→ **Teks Bacaan**:
####################

Ria dapat di golongkan 2 (dua) macam, yaitu :
a. Ria dalam niat
Ria yang berkaitan dengan hati, maksud ria dalam niat, yaitu sejak awal perbuatan bahkan yang di lakukannya tidak di dasari ikhlas sebelumnya sudah di dasari ria, yang mengetahui hanya Allah dan dirinya saja. Apabila seseorang ingin melakukan amal perbuatan baik atau tidak tergantung pada niat, dan Rasulullah Saw sehubungan dengan ini bersabda : Umar bin Al-Khaththab berkata di atas mimbar,” aku mendengar Rasulullah Saw bersabda : “Sesungguhnya segala perbuatan itu tergantung niatnya, dan sesungguhnya bagi setiap orang memperoleh sesuai apa yang ia niatkan.” (H.R. Bukhari Muslim).

####################

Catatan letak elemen
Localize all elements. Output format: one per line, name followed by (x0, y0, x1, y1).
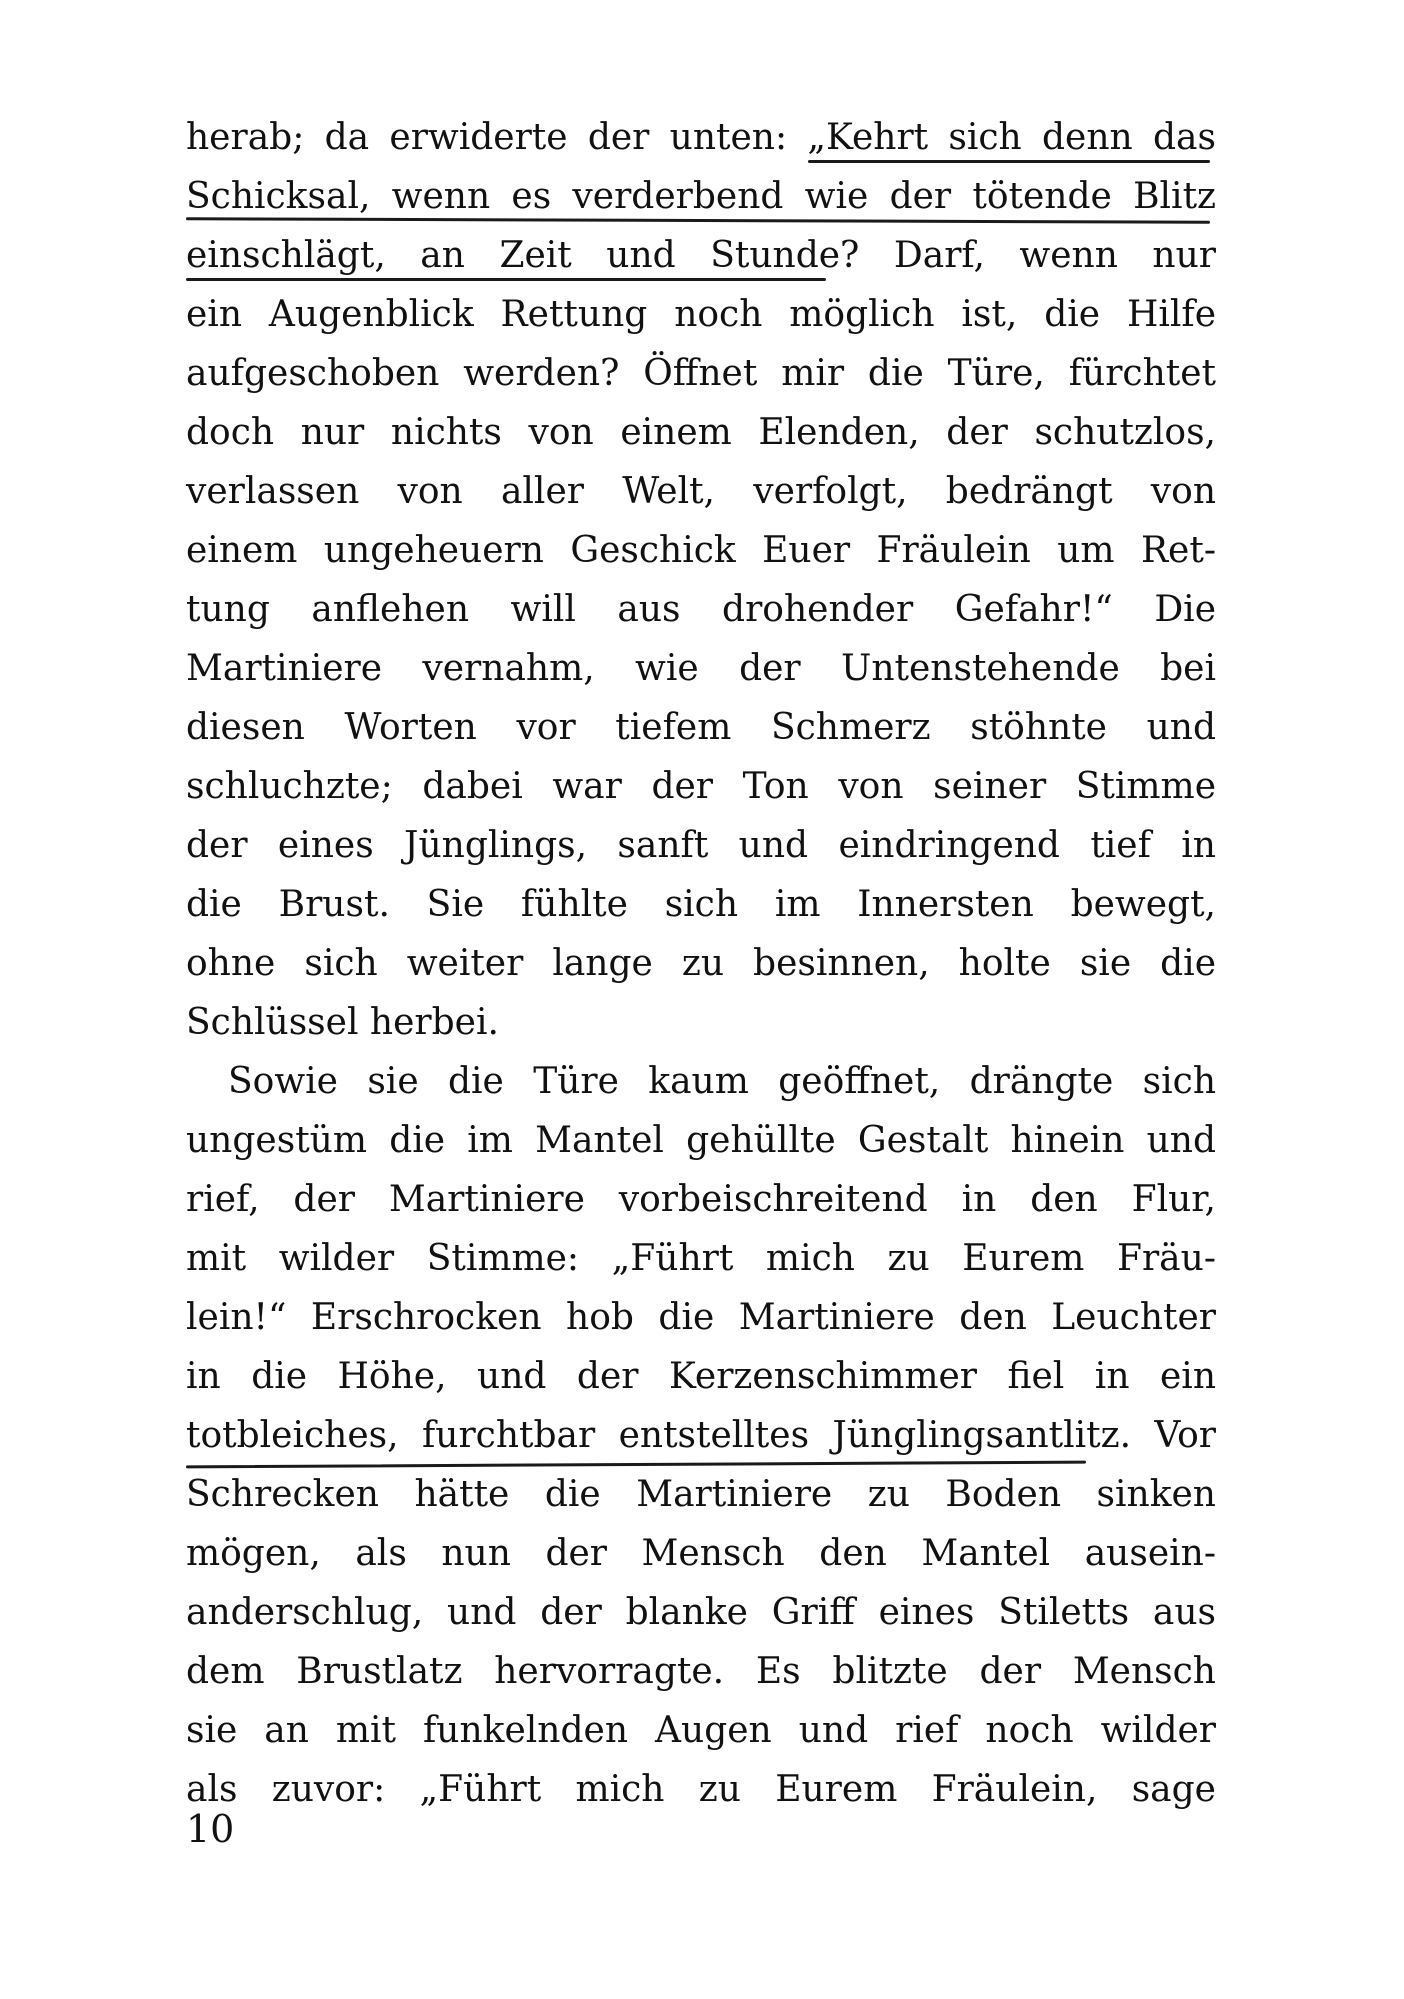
text-line-22: in die Höhe, und der Kerzenschimmer fiel in ein (186, 1356, 1216, 1397)
text-line-9: tung anflehen will aus drohender Gefahr!“ Die (186, 589, 1216, 630)
text-line-12: schluchzte; dabei war der Ton von seiner Stimme (186, 766, 1216, 807)
text-line-21: lein!“ Erschrocken hob die Martiniere den Leuchter (186, 1297, 1216, 1338)
text-line-1: herab; da erwiderte der unten: „Kehrt sich denn das (186, 117, 1216, 158)
text-line-28: sie an mit funkelnden Augen und rief noch wilder (186, 1710, 1216, 1751)
text-line-18: ungestüm die im Mantel gehüllte Gestalt hinein und (186, 1120, 1216, 1161)
text-line-10: Martiniere vernahm, wie der Untenstehende bei (186, 648, 1216, 689)
text-line-4: ein Augenblick Rettung noch möglich ist, die Hilfe (186, 294, 1216, 335)
text-line-13: der eines Jünglings, sanft und eindringend tief in (186, 825, 1216, 866)
text-line-2: Schicksal, wenn es verderbend wie der tötende Blitz (186, 176, 1216, 217)
body-text (186, 108, 1216, 1819)
text-line-3: einschlägt, an Zeit und Stunde? Darf, wenn nur (186, 235, 1216, 276)
page-number: 10 (186, 1807, 235, 1851)
pen-underline-mark (808, 160, 1210, 163)
text-line-11: diesen Worten vor tiefem Schmerz stöhnte und (186, 707, 1216, 748)
text-line-29: als zuvor: „Führt mich zu Eurem Fräulein, sage (186, 1769, 1216, 1810)
text-line-15: ohne sich weiter lange zu besinnen, holte sie die (186, 943, 1216, 984)
text-line-8: einem ungeheuern Geschick Euer Fräulein um Ret- (186, 530, 1216, 571)
text-line-14: die Brust. Sie fühlte sich im Innersten bewegt, (186, 884, 1216, 925)
text-line-6: doch nur nichts von einem Elenden, der schutzlos, (186, 412, 1216, 453)
text-line-27: dem Brustlatz hervorragte. Es blitzte der Mensch (186, 1651, 1216, 1692)
text-line-7: verlassen von aller Welt, verfolgt, bedrängt von (186, 471, 1216, 512)
text-line-23: totbleiches, furchtbar entstelltes Jünglingsantlitz. Vor (186, 1415, 1216, 1456)
text-line-26: anderschlug, und der blanke Griff eines Stiletts aus (186, 1592, 1216, 1633)
text-line-17: Sowie sie die Türe kaum geöffnet, drängte sich (228, 1061, 1216, 1102)
text-line-5: aufgeschoben werden? Öffnet mir die Türe, fürchtet (186, 353, 1216, 394)
text-line-20: mit wilder Stimme: „Führt mich zu Eurem Fräu- (186, 1238, 1216, 1279)
text-line-25: mögen, als nun der Mensch den Mantel ausein- (186, 1533, 1216, 1574)
pen-underline-mark (186, 278, 826, 281)
text-line-19: rief, der Martiniere vorbeischreitend in den Flur, (186, 1179, 1216, 1220)
text-line-24: Schrecken hätte die Martiniere zu Boden sinken (186, 1474, 1216, 1515)
text-line-16: Schlüssel herbei. (186, 1002, 499, 1043)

####################

→ **Soal Latihan**:
1) Sebutkan semua nama orang yang disebut dalam teks tentang ria.
2) Tuliskan kembali baris-baris catatan tanpa perubahan, mulai dari baris yang memuat "text-line-22: in die" sampai baris yang memuat "text-line-7: verlassen von".
Teks bacaan dan catatan tersebut tidak berhubungan satu sama lain.

→ **Kunci Jawaban**:
1) Rasulullah Saw, Umar bin Al-Khaththab, Bukhari, Muslim

2)
text-line-22: in die Höhe, und der Kerzenschimmer fiel in ein (186, 1356, 1216, 1397)
text-line-9: tung anflehen will aus drohender Gefahr!“ Die (186, 589, 1216, 630)
text-line-12: schluchzte; dabei war der Ton von seiner Stimme (186, 766, 1216, 807)
text-line-21: lein!“ Erschrocken hob die Martiniere den Leuchter (186, 1297, 1216, 1338)
text-line-1: herab; da erwiderte der unten: „Kehrt sich denn das (186, 117, 1216, 158)
text-line-28: sie an mit funkelnden Augen und rief noch wilder (186, 1710, 1216, 1751)
text-line-18: ungestüm die im Mantel gehüllte Gestalt hinein und (186, 1120, 1216, 1161)
text-line-10: Martiniere vernahm, wie der Untenstehende bei (186, 648, 1216, 689)
text-line-4: ein Augenblick Rettung noch möglich ist, die Hilfe (186, 294, 1216, 335)
text-line-13: der eines Jünglings, sanft und eindringend tief in (186, 825, 1216, 866)
text-line-2: Schicksal, wenn es verderbend wie der tötende Blitz (186, 176, 1216, 217)
body-text (186, 108, 1216, 1819)
text-line-3: einschlägt, an Zeit und Stunde? Darf, wenn nur (186, 235, 1216, 276)
page-number: 10 (186, 1807, 235, 1851)
pen-underline-mark (808, 160, 1210, 163)
text-line-11: diesen Worten vor tiefem Schmerz stöhnte und (186, 707, 1216, 748)
text-line-29: als zuvor: „Führt mich zu Eurem Fräulein, sage (186, 1769, 1216, 1810)
text-line-15: ohne sich weiter lange zu besinnen, holte sie die (186, 943, 1216, 984)
text-line-8: einem ungeheuern Geschick Euer Fräulein um Ret- (186, 530, 1216, 571)
text-line-14: die Brust. Sie fühlte sich im Innersten bewegt, (186, 884, 1216, 925)
text-line-6: doch nur nichts von einem Elenden, der schutzlos, (186, 412, 1216, 453)
text-line-27: dem Brustlatz hervorragte. Es blitzte der Mensch (186, 1651, 1216, 1692)
text-line-7: verlassen von aller Welt, verfolgt, bedrängt von (186, 471, 1216, 512)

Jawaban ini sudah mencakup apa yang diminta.